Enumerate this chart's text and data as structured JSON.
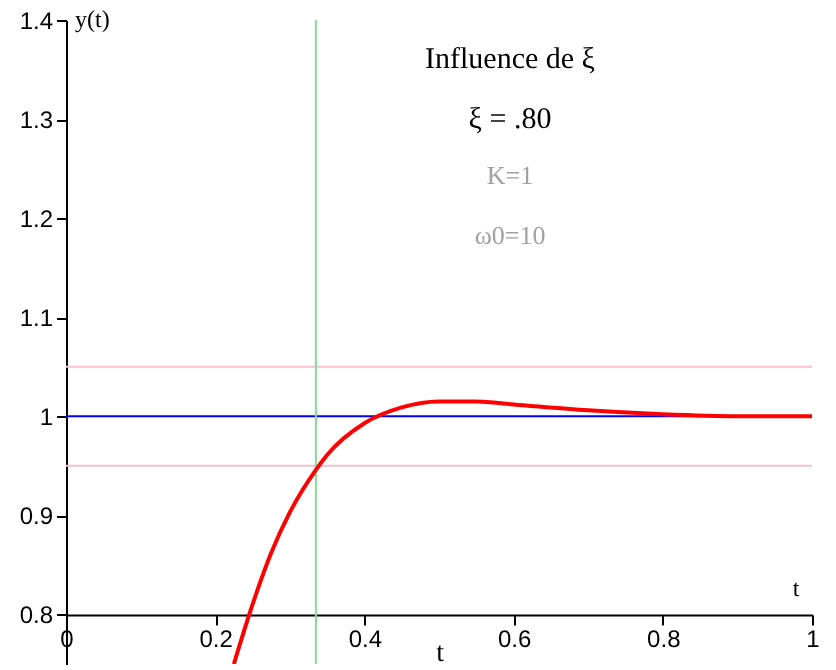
{
  "chart_data": {
    "type": "line",
    "title": "Influence de ξ",
    "subtitle": "ξ = .80",
    "xlabel": "t",
    "ylabel": "y(t)",
    "annotations": [
      "K=1",
      "ω0=10",
      "t"
    ],
    "x": [
      0.225,
      0.25,
      0.275,
      0.3,
      0.335,
      0.35,
      0.4,
      0.45,
      0.5,
      0.55,
      0.6,
      0.7,
      0.8,
      0.9,
      1.0
    ],
    "series": [
      {
        "color": "#ff0000",
        "values": [
          0.75,
          0.81,
          0.862,
          0.903,
          0.946,
          0.961,
          0.993,
          1.009,
          1.015,
          1.015,
          1.012,
          1.006,
          1.002,
          1.0,
          1.0
        ]
      }
    ],
    "xlim": [
      0,
      1
    ],
    "ylim": [
      0.75,
      1.4
    ],
    "xticks": [
      0,
      0.2,
      0.4,
      0.6,
      0.8,
      1
    ],
    "yticks": [
      0.8,
      0.9,
      1,
      1.1,
      1.2,
      1.3,
      1.4
    ],
    "ref_lines": [
      {
        "axis": "y",
        "value": 1,
        "color": "#0000ff"
      },
      {
        "axis": "y",
        "value": 1.05,
        "color": "#f4c0cc"
      },
      {
        "axis": "y",
        "value": 0.95,
        "color": "#f4c0cc"
      },
      {
        "axis": "x",
        "value": 0.335,
        "color": "#80e090"
      }
    ],
    "grid": false,
    "marker": "none",
    "line_style": "solid"
  }
}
————————
▶ **What the task asks**:
Check each line of the records above for the word "color", then give the number of lines that have it, with no other words.

▶ **Full solution**:
5